#### EXERCISE TASK:
Identify each line below that contains the word "CHAO", and copy it out.

^^^^^^^^

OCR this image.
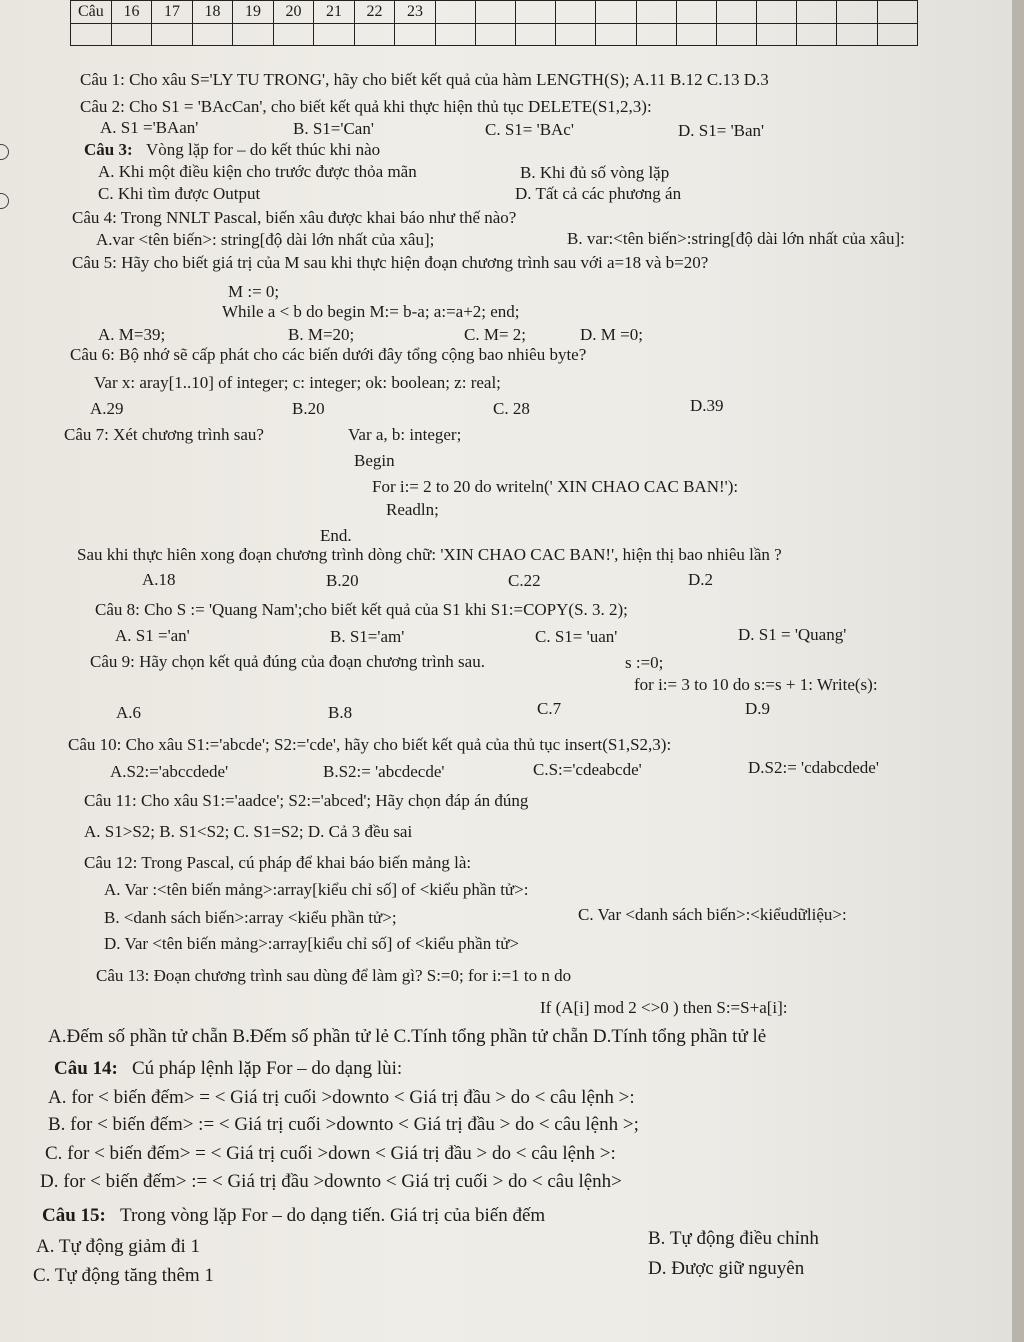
Câu	16	17	18	19	20	21	22	23												

Câu 1: Cho xâu S='LY TU TRONG', hãy cho biết kết quả của hàm LENGTH(S); A.11 B.12 C.13 D.3
Câu 2: Cho S1 = 'BAcCan', cho biết kết quả khi thực hiện thủ tục DELETE(S1,2,3):
A. S1 ='BAan'	B. S1='Can'	C. S1= 'BAc'	D. S1= 'Ban'
Câu 3: Vòng lặp for – do kết thúc khi nào
A. Khi một điều kiện cho trước được thỏa mãn	B. Khi đủ số vòng lặp
C. Khi tìm được Output	D. Tất cả các phương án
Câu 4: Trong NNLT Pascal, biến xâu được khai báo như thế nào?
A.var <tên biến>: string[độ dài lớn nhất của xâu];	B. var:<tên biến>:string[độ dài lớn nhất của xâu]:
Câu 5: Hãy cho biết giá trị của M sau khi thực hiện đoạn chương trình sau với a=18 và b=20?
M := 0;
While a < b do begin M:= b-a; a:=a+2; end;
A. M=39;	B. M=20;	C. M= 2;	D. M =0;
Câu 6: Bộ nhớ sẽ cấp phát cho các biến dưới đây tổng cộng bao nhiêu byte?
Var x: aray[1..10] of integer; c: integer; ok: boolean; z: real;
A.29	B.20	C. 28	D.39
Câu 7: Xét chương trình sau?	Var a, b: integer;
Begin
For i:= 2 to 20 do writeln(' XIN CHAO CAC BAN!'):
Readln;
End.
Sau khi thực hiên xong đoạn chương trình dòng chữ: 'XIN CHAO CAC BAN!', hiện thị bao nhiêu lần ?
A.18	B.20	C.22	D.2
Câu 8: Cho S := 'Quang Nam';cho biết kết quả của S1 khi S1:=COPY(S. 3. 2);
A. S1 ='an'	B. S1='am'	C. S1= 'uan'	D. S1 = 'Quang'
Câu 9: Hãy chọn kết quả đúng của đoạn chương trình sau.	s :=0;
for i:= 3 to 10 do s:=s + 1: Write(s):
A.6	B.8	C.7	D.9
Câu 10: Cho xâu S1:='abcde'; S2:='cde', hãy cho biết kết quả của thủ tục insert(S1,S2,3):
A.S2:='abccdede'	B.S2:= 'abcdecde'	C.S:='cdeabcde'	D.S2:= 'cdabcdede'
Câu 11: Cho xâu S1:='aadce'; S2:='abced'; Hãy chọn đáp án đúng
A. S1>S2; B. S1<S2; C. S1=S2; D. Cả 3 đều sai
Câu 12: Trong Pascal, cú pháp để khai báo biến mảng là:
A. Var :<tên biến mảng>:array[kiểu chỉ số] of <kiểu phần tử>:
B. <danh sách biến>:array <kiểu phần tử>;	C. Var <danh sách biến>:<kiểudữliệu>:
D. Var <tên biến mảng>:array[kiểu chỉ số] of <kiểu phần tử>
Câu 13: Đoạn chương trình sau dùng để làm gì? S:=0; for i:=1 to n do
If (A[i] mod 2 <>0 ) then S:=S+a[i]:
A.Đếm số phần tử chẵn B.Đếm số phần tử lẻ C.Tính tổng phần tử chẵn D.Tính tổng phần tử lẻ
Câu 14: Cú pháp lệnh lặp For – do dạng lùi:
A. for < biến đếm> = < Giá trị cuối >downto < Giá trị đầu > do < câu lệnh >:
B. for < biến đếm> := < Giá trị cuối >downto < Giá trị đầu > do < câu lệnh >;
C. for < biến đếm> = < Giá trị cuối >down < Giá trị đầu > do < câu lệnh >:
D. for < biến đếm> := < Giá trị đầu >downto < Giá trị cuối > do < câu lệnh>
Câu 15: Trong vòng lặp For – do dạng tiến. Giá trị của biến đếm
A. Tự động giảm đi 1	B. Tự động điều chỉnh
C. Tự động tăng thêm 1	D. Được giữ nguyên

^^^^^^^^

#### RESULT OF THE TASK:
For i:= 2 to 20 do writeln(' XIN CHAO CAC BAN!'):
Sau khi thực hiên xong đoạn chương trình dòng chữ: 'XIN CHAO CAC BAN!', hiện thị bao nhiêu lần ?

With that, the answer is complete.